Assignment:
Once you know how many lines below hold "high", reply with that number and add nothing.

Supplied records:
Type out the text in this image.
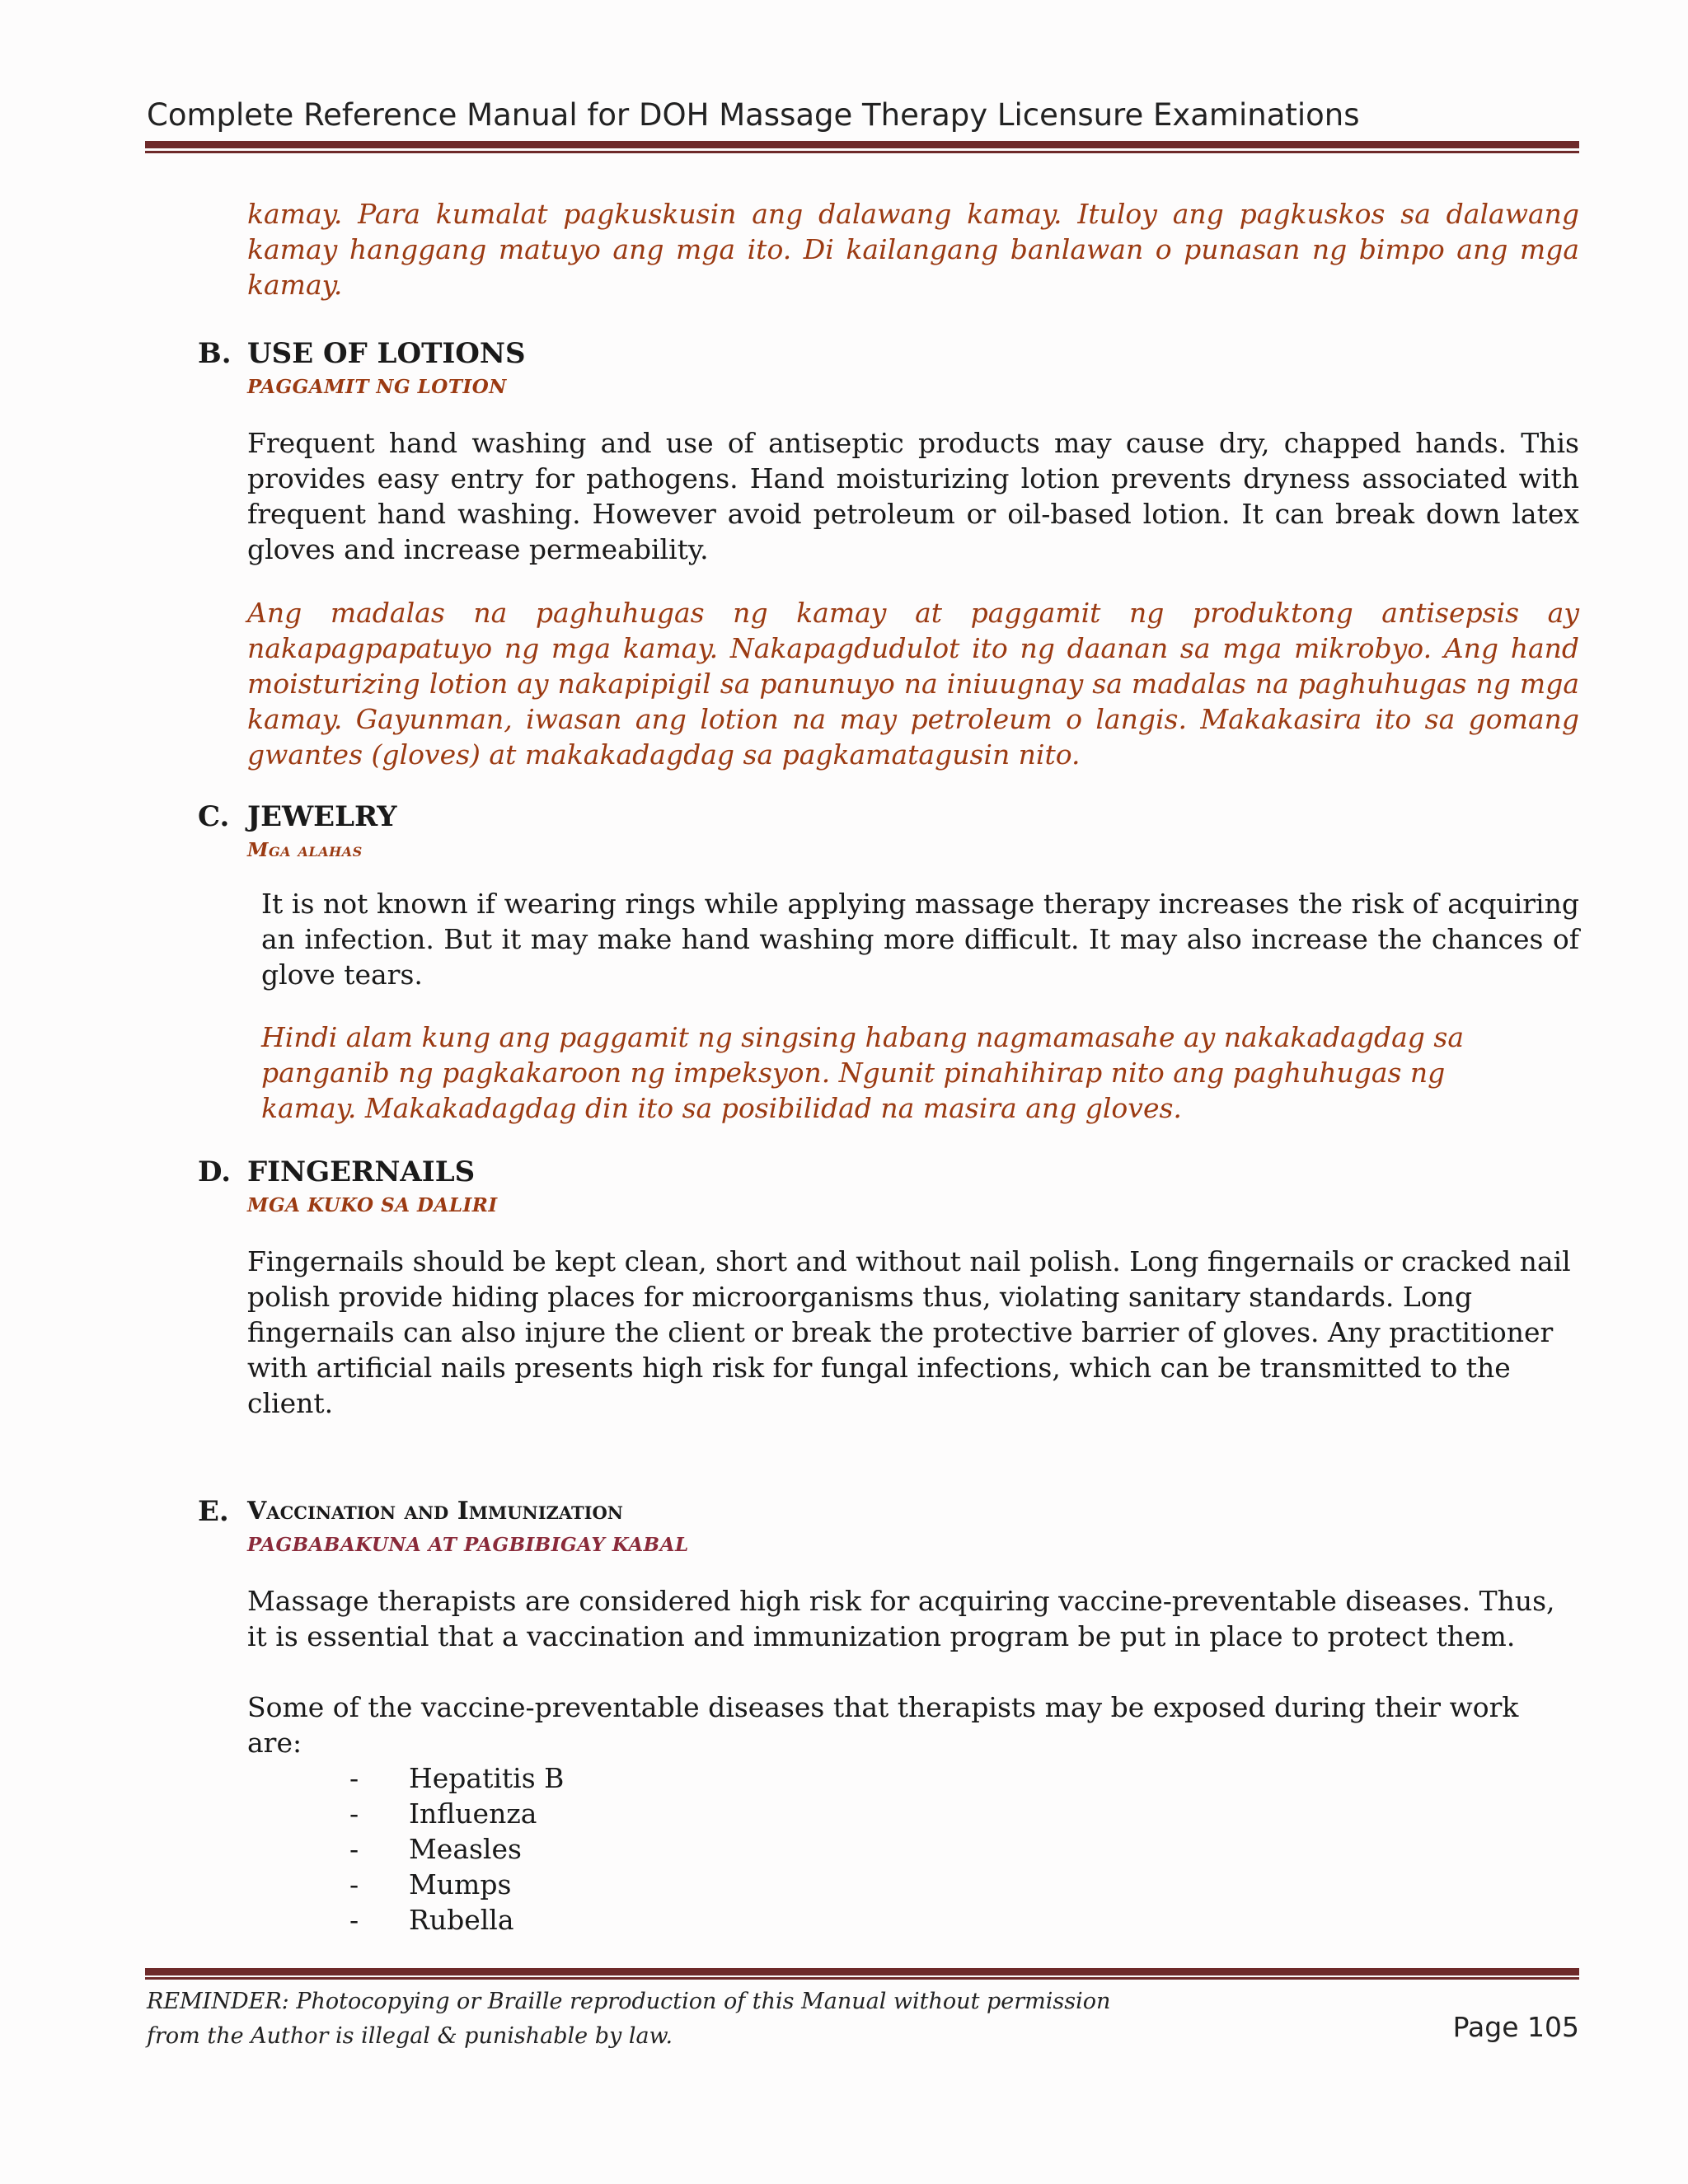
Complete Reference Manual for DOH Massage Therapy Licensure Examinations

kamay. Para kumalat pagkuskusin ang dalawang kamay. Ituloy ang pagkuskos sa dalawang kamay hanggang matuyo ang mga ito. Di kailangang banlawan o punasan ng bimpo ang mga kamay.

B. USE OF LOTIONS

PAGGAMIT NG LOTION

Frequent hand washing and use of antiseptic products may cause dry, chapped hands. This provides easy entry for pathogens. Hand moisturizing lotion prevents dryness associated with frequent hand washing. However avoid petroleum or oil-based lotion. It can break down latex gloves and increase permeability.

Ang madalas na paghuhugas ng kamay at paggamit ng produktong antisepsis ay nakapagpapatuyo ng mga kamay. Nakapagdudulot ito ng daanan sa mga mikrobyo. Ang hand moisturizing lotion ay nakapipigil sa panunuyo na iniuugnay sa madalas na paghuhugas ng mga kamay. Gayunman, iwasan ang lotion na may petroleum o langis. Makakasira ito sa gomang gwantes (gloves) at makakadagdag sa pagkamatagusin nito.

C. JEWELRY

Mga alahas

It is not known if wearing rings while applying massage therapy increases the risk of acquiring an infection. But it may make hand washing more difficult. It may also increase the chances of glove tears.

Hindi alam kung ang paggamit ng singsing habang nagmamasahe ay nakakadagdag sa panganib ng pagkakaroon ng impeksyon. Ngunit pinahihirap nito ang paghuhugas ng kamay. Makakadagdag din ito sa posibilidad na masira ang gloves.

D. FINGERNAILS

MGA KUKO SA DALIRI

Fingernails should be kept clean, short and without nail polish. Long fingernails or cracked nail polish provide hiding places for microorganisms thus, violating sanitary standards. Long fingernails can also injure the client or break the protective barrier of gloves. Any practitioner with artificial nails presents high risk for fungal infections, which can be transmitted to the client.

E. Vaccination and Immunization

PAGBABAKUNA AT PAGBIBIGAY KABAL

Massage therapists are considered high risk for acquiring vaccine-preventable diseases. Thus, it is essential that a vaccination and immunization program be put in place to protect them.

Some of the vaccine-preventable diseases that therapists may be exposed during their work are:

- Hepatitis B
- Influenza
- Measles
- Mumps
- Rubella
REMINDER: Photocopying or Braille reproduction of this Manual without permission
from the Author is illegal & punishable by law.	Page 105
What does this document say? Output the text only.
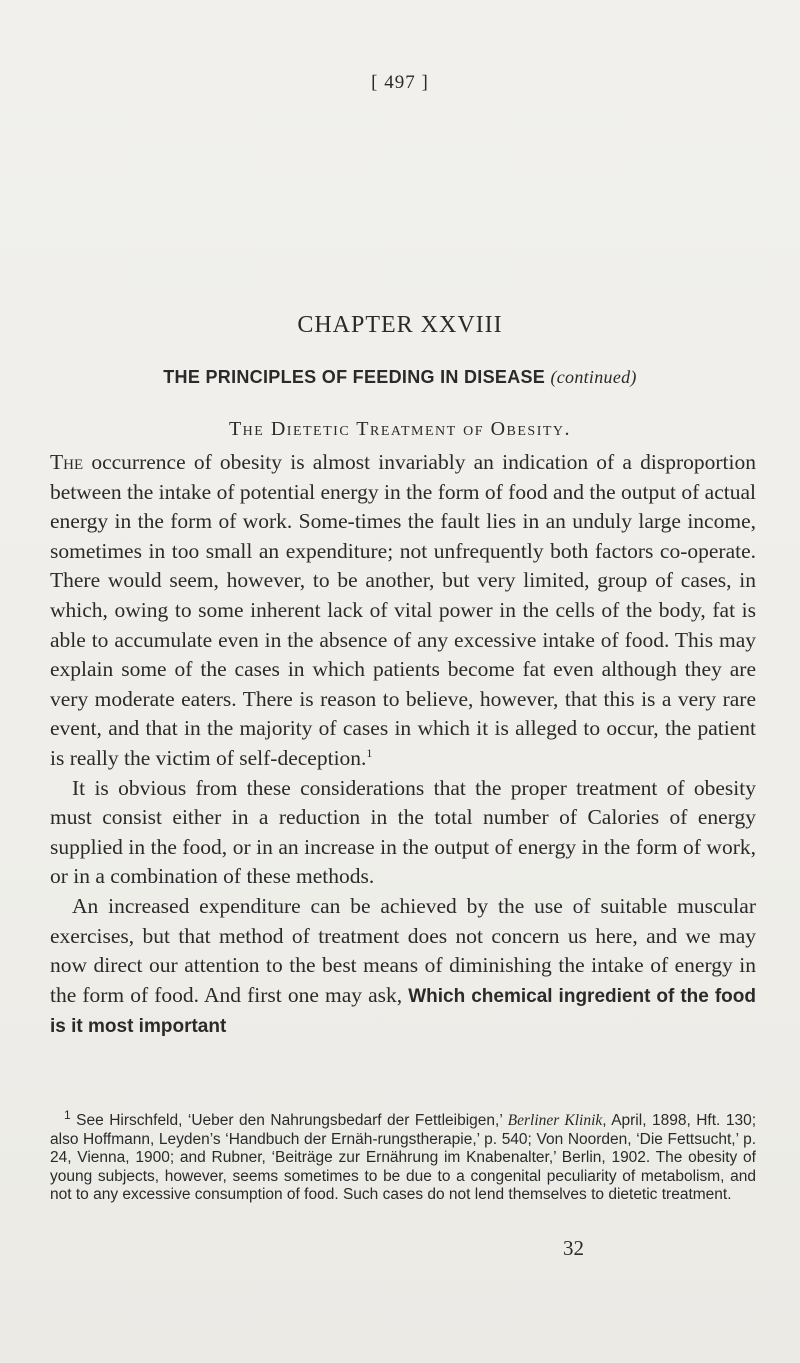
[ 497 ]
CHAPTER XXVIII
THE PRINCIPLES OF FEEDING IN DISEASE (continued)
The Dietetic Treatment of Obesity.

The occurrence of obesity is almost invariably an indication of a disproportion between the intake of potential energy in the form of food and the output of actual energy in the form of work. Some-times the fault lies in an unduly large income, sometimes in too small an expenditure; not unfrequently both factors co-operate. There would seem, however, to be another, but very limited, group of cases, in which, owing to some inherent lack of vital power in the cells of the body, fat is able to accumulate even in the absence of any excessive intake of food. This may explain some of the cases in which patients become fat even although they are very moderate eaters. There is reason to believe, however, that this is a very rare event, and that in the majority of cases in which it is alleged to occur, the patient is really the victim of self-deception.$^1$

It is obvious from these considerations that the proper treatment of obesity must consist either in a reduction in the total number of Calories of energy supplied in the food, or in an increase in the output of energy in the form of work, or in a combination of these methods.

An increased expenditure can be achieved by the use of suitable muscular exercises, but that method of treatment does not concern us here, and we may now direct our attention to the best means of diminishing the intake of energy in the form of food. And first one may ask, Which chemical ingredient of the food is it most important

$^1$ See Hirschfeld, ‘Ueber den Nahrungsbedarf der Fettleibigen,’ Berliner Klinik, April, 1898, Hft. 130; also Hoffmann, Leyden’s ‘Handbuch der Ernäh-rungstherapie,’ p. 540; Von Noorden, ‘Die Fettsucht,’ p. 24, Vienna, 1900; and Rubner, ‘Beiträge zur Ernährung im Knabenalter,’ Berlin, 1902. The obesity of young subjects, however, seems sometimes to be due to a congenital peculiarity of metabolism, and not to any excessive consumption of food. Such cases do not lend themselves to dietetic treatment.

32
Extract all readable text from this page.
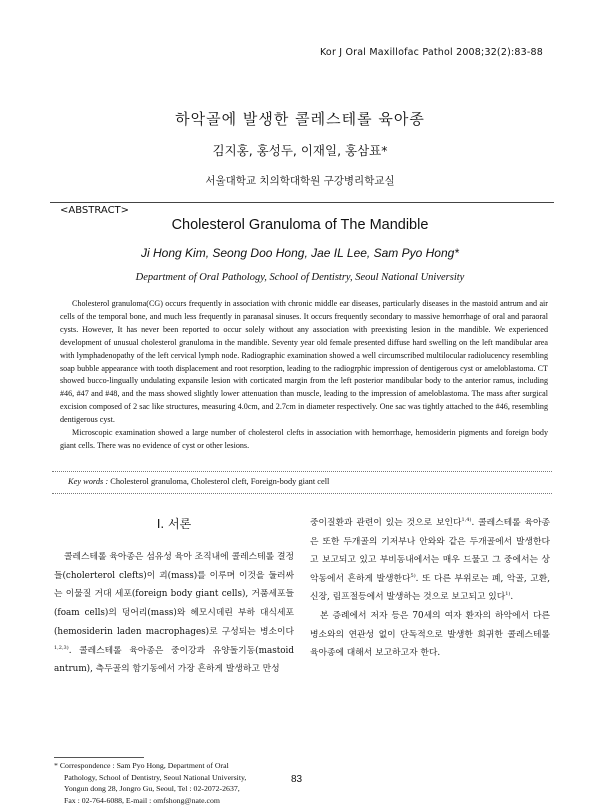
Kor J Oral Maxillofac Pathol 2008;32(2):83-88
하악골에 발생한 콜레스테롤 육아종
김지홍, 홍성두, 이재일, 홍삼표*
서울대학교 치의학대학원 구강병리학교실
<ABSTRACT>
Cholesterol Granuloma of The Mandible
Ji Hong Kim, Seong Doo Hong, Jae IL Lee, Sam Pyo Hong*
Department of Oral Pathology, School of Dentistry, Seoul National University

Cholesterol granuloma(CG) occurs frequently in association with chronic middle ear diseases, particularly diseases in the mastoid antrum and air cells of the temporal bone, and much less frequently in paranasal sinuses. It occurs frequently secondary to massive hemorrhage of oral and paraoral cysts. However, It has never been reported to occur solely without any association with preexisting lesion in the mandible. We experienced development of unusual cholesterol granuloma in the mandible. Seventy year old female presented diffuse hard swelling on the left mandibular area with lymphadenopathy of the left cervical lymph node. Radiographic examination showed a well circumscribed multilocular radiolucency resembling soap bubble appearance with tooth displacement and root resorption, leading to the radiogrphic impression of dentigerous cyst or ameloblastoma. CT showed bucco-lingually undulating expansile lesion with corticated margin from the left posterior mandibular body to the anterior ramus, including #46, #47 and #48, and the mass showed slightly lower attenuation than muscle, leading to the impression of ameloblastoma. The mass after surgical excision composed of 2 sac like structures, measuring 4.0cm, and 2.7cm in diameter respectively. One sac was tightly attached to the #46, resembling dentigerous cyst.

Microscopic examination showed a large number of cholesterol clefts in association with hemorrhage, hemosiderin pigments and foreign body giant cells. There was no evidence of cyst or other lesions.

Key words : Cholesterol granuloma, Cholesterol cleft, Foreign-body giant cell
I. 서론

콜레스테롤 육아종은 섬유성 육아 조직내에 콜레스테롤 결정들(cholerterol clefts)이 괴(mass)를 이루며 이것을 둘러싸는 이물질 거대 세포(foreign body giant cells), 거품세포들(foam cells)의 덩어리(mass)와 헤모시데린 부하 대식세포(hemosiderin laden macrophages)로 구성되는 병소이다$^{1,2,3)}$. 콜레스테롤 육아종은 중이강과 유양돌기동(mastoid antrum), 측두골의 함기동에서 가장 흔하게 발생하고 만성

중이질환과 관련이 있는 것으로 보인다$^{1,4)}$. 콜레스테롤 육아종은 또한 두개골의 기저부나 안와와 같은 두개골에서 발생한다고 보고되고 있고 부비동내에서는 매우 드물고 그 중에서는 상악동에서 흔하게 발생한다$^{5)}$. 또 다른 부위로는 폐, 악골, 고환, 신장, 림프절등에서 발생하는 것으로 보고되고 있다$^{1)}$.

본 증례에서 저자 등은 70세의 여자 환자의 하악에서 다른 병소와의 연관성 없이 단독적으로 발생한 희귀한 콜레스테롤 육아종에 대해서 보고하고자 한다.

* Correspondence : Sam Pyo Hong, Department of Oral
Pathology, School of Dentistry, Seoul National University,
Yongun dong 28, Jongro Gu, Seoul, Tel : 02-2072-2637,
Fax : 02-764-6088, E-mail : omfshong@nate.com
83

Exercise output:
2